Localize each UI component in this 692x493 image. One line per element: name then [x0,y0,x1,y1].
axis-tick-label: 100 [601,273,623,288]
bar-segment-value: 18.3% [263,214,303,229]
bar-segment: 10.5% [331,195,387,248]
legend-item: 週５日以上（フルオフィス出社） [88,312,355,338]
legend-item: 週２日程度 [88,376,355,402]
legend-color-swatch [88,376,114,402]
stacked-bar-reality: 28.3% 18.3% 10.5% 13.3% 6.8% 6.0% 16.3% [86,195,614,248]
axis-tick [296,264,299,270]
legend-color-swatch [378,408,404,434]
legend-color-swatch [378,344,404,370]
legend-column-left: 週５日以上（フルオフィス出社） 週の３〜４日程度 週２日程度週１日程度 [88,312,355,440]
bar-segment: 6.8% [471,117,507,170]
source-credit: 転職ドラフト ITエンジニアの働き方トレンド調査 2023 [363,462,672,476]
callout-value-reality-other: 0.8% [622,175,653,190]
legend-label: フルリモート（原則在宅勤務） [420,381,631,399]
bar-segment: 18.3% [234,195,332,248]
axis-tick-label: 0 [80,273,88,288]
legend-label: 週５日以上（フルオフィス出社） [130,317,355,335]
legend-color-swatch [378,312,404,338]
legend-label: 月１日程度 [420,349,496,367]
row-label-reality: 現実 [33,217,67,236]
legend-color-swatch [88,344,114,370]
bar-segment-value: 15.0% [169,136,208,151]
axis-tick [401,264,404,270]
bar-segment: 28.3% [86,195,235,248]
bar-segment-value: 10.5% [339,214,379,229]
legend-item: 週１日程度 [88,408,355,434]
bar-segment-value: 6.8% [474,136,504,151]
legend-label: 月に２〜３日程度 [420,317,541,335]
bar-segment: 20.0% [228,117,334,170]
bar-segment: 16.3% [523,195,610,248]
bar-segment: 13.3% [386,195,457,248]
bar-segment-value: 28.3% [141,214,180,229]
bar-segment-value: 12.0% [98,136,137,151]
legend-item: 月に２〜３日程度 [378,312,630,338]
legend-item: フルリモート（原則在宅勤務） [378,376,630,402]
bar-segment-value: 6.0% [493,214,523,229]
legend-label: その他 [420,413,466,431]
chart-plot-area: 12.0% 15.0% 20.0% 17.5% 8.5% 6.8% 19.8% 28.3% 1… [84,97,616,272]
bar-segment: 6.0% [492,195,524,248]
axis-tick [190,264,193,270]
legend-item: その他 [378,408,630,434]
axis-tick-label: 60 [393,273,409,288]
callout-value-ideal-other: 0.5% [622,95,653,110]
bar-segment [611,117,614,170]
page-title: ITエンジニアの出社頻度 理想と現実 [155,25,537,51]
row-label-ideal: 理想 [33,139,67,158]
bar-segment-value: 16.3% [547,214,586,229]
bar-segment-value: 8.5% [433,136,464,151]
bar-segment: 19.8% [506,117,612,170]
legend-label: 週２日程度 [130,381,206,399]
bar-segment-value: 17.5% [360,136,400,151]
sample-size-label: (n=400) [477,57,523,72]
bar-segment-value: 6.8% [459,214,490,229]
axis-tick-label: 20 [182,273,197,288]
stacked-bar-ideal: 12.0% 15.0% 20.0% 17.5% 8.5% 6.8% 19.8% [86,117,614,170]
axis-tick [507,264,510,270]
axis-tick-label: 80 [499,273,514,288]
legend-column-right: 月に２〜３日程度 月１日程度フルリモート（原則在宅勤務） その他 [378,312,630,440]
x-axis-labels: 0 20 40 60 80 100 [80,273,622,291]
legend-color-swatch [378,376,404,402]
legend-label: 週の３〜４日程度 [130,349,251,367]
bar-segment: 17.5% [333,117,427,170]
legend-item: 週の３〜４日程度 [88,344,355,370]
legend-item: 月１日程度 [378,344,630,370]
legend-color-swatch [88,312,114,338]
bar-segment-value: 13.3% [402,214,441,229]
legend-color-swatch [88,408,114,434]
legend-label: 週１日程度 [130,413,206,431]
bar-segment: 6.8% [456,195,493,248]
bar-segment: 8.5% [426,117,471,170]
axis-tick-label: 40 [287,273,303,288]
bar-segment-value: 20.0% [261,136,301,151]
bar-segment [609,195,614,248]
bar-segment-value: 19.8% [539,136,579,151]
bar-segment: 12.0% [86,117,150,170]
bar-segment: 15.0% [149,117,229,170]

══════════

**STATED EXERCISE**. Copy out all the records again, renaming "legend-color-swatch" to "legend-color-chip" wherever it occurs and changing nothing else.

**TASK RESPONSE**.
Localize each UI component in this 692x493 image. One line per element: name then [x0,y0,x1,y1].
axis-tick-label: 100 [601,273,623,288]
bar-segment-value: 18.3% [263,214,303,229]
bar-segment: 10.5% [331,195,387,248]
legend-item: 週５日以上（フルオフィス出社） [88,312,355,338]
legend-item: 週２日程度 [88,376,355,402]
legend-color-chip [88,376,114,402]
stacked-bar-reality: 28.3% 18.3% 10.5% 13.3% 6.8% 6.0% 16.3% [86,195,614,248]
axis-tick [296,264,299,270]
legend-color-chip [378,408,404,434]
legend-color-chip [378,344,404,370]
legend-column-left: 週５日以上（フルオフィス出社） 週の３〜４日程度 週２日程度週１日程度 [88,312,355,440]
bar-segment: 6.8% [471,117,507,170]
source-credit: 転職ドラフト ITエンジニアの働き方トレンド調査 2023 [363,462,672,476]
callout-value-reality-other: 0.8% [622,175,653,190]
legend-label: フルリモート（原則在宅勤務） [420,381,631,399]
bar-segment: 18.3% [234,195,332,248]
axis-tick-label: 0 [80,273,88,288]
legend-label: 週５日以上（フルオフィス出社） [130,317,355,335]
legend-color-chip [378,312,404,338]
legend-label: 月１日程度 [420,349,496,367]
row-label-reality: 現実 [33,217,67,236]
legend-color-chip [88,344,114,370]
bar-segment-value: 15.0% [169,136,208,151]
axis-tick [401,264,404,270]
bar-segment: 28.3% [86,195,235,248]
bar-segment-value: 10.5% [339,214,379,229]
legend-item: 週１日程度 [88,408,355,434]
bar-segment-value: 6.8% [474,136,504,151]
legend-label: 月に２〜３日程度 [420,317,541,335]
bar-segment: 20.0% [228,117,334,170]
bar-segment: 16.3% [523,195,610,248]
bar-segment: 13.3% [386,195,457,248]
bar-segment-value: 28.3% [141,214,180,229]
bar-segment-value: 12.0% [98,136,137,151]
legend-item: 月に２〜３日程度 [378,312,630,338]
legend-item: フルリモート（原則在宅勤務） [378,376,630,402]
bar-segment-value: 6.0% [493,214,523,229]
legend-label: その他 [420,413,466,431]
chart-plot-area: 12.0% 15.0% 20.0% 17.5% 8.5% 6.8% 19.8% 28.3% 1… [84,97,616,272]
bar-segment: 6.0% [492,195,524,248]
axis-tick [190,264,193,270]
legend-item: その他 [378,408,630,434]
axis-tick-label: 60 [393,273,409,288]
callout-value-ideal-other: 0.5% [622,95,653,110]
bar-segment [611,117,614,170]
page-title: ITエンジニアの出社頻度 理想と現実 [155,25,537,51]
row-label-ideal: 理想 [33,139,67,158]
bar-segment-value: 16.3% [547,214,586,229]
bar-segment-value: 8.5% [433,136,464,151]
bar-segment: 19.8% [506,117,612,170]
legend-label: 週２日程度 [130,381,206,399]
bar-segment-value: 17.5% [360,136,400,151]
sample-size-label: (n=400) [477,57,523,72]
bar-segment-value: 6.8% [459,214,490,229]
axis-tick-label: 20 [182,273,197,288]
stacked-bar-ideal: 12.0% 15.0% 20.0% 17.5% 8.5% 6.8% 19.8% [86,117,614,170]
axis-tick [507,264,510,270]
axis-tick-label: 80 [499,273,514,288]
legend-column-right: 月に２〜３日程度 月１日程度フルリモート（原則在宅勤務） その他 [378,312,630,440]
x-axis-labels: 0 20 40 60 80 100 [80,273,622,291]
legend-color-chip [378,376,404,402]
legend-label: 週の３〜４日程度 [130,349,251,367]
bar-segment: 17.5% [333,117,427,170]
legend-item: 週の３〜４日程度 [88,344,355,370]
legend-item: 月１日程度 [378,344,630,370]
legend-color-chip [88,312,114,338]
bar-segment-value: 13.3% [402,214,441,229]
legend-color-chip [88,408,114,434]
legend-label: 週１日程度 [130,413,206,431]
bar-segment: 6.8% [456,195,493,248]
bar-segment: 8.5% [426,117,471,170]
axis-tick-label: 40 [287,273,303,288]
bar-segment-value: 20.0% [261,136,301,151]
bar-segment [609,195,614,248]
bar-segment-value: 19.8% [539,136,579,151]
bar-segment: 12.0% [86,117,150,170]
bar-segment: 15.0% [149,117,229,170]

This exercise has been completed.